**GOAL:** Look through the material below and give the number of lines holding "department", with no other words.

◆ ◆ ◆

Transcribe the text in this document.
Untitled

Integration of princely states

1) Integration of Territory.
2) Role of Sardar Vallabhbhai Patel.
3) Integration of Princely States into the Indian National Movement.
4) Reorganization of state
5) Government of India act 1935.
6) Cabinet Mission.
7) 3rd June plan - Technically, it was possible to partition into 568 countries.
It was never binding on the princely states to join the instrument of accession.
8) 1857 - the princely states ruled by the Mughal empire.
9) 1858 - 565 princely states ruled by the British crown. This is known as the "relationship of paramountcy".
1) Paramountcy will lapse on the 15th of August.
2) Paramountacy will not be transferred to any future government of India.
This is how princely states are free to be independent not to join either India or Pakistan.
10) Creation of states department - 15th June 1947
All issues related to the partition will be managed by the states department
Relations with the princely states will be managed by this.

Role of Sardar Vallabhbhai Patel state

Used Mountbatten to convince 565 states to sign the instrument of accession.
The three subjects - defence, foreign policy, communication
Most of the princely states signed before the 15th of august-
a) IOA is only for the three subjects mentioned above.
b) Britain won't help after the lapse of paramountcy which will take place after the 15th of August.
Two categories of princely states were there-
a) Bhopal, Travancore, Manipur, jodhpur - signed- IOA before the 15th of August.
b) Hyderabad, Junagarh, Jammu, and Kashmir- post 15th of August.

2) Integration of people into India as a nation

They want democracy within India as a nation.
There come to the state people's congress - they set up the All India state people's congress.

◆ ◆ ◆

**RESULT FOR THIS EXERCISE:** 2